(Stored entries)
#####

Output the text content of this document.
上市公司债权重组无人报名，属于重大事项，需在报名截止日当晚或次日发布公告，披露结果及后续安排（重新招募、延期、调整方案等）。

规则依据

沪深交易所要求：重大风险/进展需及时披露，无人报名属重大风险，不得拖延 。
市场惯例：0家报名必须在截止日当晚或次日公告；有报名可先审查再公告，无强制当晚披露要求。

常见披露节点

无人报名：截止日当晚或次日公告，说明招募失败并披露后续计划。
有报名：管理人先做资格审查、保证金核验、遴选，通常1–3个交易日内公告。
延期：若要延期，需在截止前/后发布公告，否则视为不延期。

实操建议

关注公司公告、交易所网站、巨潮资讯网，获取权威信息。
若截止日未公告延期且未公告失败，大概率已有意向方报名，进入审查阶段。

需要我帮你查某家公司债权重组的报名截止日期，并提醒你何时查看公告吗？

#####

* **Short exercise**
Each record above should be returned exactly as it appears.

* **Expected output**
Output the text content of this document.
上市公司债权重组无人报名，属于重大事项，需在报名截止日当晚或次日发布公告，披露结果及后续安排（重新招募、延期、调整方案等）。

规则依据

沪深交易所要求：重大风险/进展需及时披露，无人报名属重大风险，不得拖延 。
市场惯例：0家报名必须在截止日当晚或次日公告；有报名可先审查再公告，无强制当晚披露要求。

常见披露节点

无人报名：截止日当晚或次日公告，说明招募失败并披露后续计划。
有报名：管理人先做资格审查、保证金核验、遴选，通常1–3个交易日内公告。
延期：若要延期，需在截止前/后发布公告，否则视为不延期。

实操建议

关注公司公告、交易所网站、巨潮资讯网，获取权威信息。
若截止日未公告延期且未公告失败，大概率已有意向方报名，进入审查阶段。

需要我帮你查某家公司债权重组的报名截止日期，并提醒你何时查看公告吗？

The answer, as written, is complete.